*EXERCISE REQUIREMENTS*.
Leaving out every picture, quote the data below exactly as it appears.

[Saved entries]
▬▬▬▬▬▬▬▬▬▬

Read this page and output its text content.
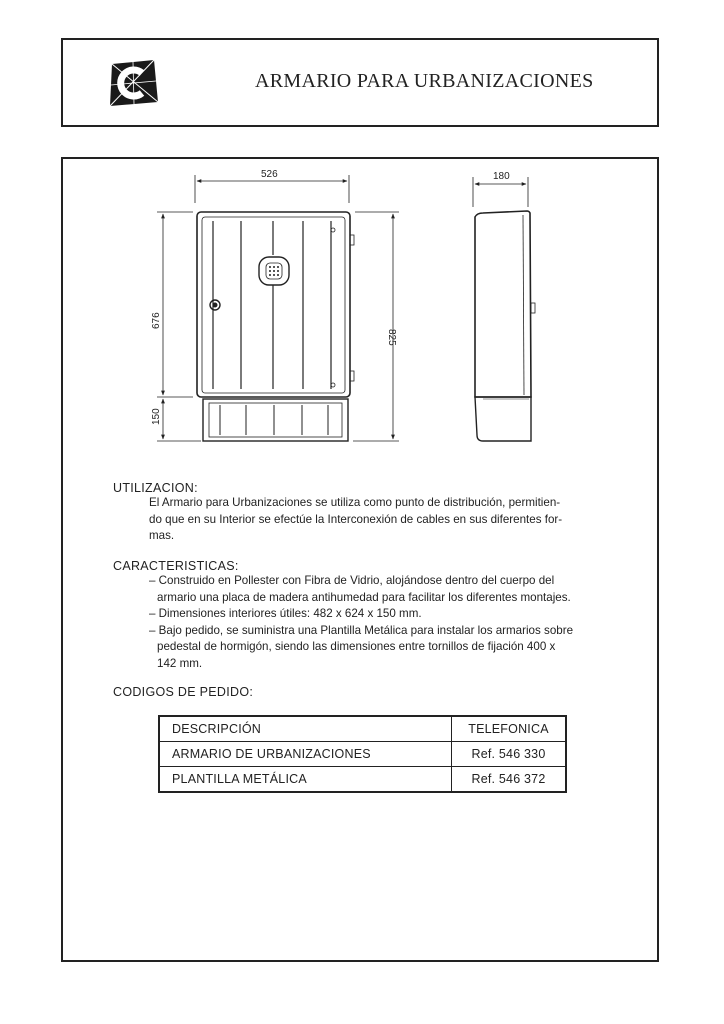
ARMARIO PARA URBANIZACIONES
526	180
676
150
825
UTILIZACION:

El Armario para Urbanizaciones se utiliza como punto de distribución, permitien-

do que en su Interior se efectúe la Interconexión de cables en sus diferentes for-

mas.

CARACTERISTICAS:

– Construido en Pollester con Fibra de Vidrio, alojándose dentro del cuerpo del

armario una placa de madera antihumedad para facilitar los diferentes montajes.

– Dimensiones interiores útiles: 482 x 624 x 150 mm.

– Bajo pedido, se suministra una Plantilla Metálica para instalar los armarios sobre

pedestal de hormigón, siendo las dimensiones entre tornillos de fijación 400 x

142 mm.

CODIGOS DE PEDIDO:
DESCRIPCIÓN	TELEFONICA
ARMARIO DE URBANIZACIONES	Ref. 546 330
PLANTILLA METÁLICA	Ref. 546 372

▬▬▬▬▬▬▬▬▬▬

*RESULT*.
Read this page and output its text content.
ARMARIO PARA URBANIZACIONES
526	180
676
150
825
UTILIZACION:

El Armario para Urbanizaciones se utiliza como punto de distribución, permitien-

do que en su Interior se efectúe la Interconexión de cables en sus diferentes for-

mas.

CARACTERISTICAS:

– Construido en Pollester con Fibra de Vidrio, alojándose dentro del cuerpo del

armario una placa de madera antihumedad para facilitar los diferentes montajes.

– Dimensiones interiores útiles: 482 x 624 x 150 mm.

– Bajo pedido, se suministra una Plantilla Metálica para instalar los armarios sobre

pedestal de hormigón, siendo las dimensiones entre tornillos de fijación 400 x

142 mm.

CODIGOS DE PEDIDO:
DESCRIPCIÓN	TELEFONICA
ARMARIO DE URBANIZACIONES	Ref. 546 330
PLANTILLA METÁLICA	Ref. 546 372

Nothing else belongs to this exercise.